-- The problem --
Filter for the word "поддержки" and keep each matching line.

-- Data to use --
·····

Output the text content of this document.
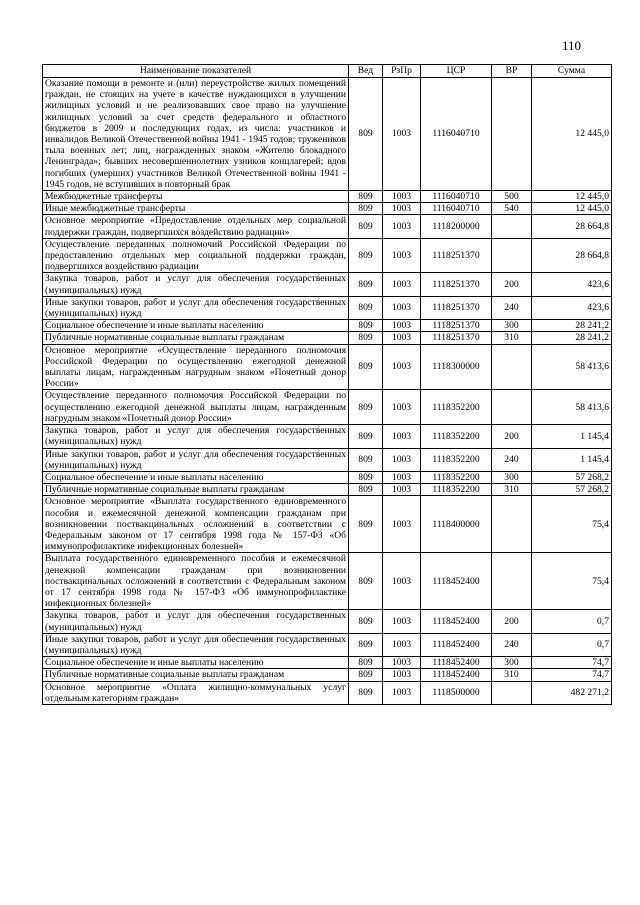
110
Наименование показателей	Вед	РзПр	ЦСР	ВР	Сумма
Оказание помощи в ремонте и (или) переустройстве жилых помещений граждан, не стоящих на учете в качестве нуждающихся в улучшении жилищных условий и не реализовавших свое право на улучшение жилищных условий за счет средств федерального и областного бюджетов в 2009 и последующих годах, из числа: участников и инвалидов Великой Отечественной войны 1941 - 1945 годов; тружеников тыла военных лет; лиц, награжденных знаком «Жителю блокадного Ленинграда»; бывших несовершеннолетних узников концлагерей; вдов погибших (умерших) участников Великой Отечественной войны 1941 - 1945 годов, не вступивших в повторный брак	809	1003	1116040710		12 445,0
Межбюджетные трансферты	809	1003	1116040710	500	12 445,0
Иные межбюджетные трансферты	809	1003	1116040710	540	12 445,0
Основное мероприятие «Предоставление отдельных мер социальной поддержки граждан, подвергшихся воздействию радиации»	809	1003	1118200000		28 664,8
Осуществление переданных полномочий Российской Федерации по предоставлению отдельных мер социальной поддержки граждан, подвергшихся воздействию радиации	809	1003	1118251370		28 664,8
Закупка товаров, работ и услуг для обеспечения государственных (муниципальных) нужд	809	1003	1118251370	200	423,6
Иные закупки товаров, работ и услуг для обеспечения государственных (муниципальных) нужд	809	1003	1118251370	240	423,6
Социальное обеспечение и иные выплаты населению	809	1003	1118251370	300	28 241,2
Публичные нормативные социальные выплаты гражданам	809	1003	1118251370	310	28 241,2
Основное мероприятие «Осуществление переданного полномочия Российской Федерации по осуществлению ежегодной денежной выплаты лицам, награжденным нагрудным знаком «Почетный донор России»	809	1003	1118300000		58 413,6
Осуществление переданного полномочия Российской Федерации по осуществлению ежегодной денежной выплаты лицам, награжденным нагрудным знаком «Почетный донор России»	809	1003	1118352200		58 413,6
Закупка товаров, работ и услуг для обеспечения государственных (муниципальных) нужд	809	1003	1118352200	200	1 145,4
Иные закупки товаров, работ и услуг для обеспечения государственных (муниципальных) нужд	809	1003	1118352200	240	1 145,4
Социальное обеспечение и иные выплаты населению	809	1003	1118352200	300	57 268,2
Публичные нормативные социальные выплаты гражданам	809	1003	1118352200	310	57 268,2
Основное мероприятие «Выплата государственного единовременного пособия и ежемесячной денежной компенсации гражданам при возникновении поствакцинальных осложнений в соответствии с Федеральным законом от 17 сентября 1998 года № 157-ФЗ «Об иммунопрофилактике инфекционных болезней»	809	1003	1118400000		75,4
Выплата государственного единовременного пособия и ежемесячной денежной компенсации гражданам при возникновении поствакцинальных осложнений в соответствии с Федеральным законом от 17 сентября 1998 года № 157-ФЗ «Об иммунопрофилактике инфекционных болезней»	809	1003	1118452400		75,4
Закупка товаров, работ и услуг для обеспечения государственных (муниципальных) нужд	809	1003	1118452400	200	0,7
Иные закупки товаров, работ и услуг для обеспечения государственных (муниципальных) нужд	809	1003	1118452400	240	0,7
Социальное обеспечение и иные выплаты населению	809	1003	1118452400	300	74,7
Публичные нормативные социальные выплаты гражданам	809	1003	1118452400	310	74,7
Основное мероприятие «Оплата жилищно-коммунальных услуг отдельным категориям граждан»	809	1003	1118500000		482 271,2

·····

-- Completed task --
Основное мероприятие «Предоставление отдельных мер социальной поддержки граждан, подвергшихся воздействию радиации»	809	1003	1118200000		28 664,8
Осуществление переданных полномочий Российской Федерации по предоставлению отдельных мер социальной поддержки граждан, подвергшихся воздействию радиации	809	1003	1118251370		28 664,8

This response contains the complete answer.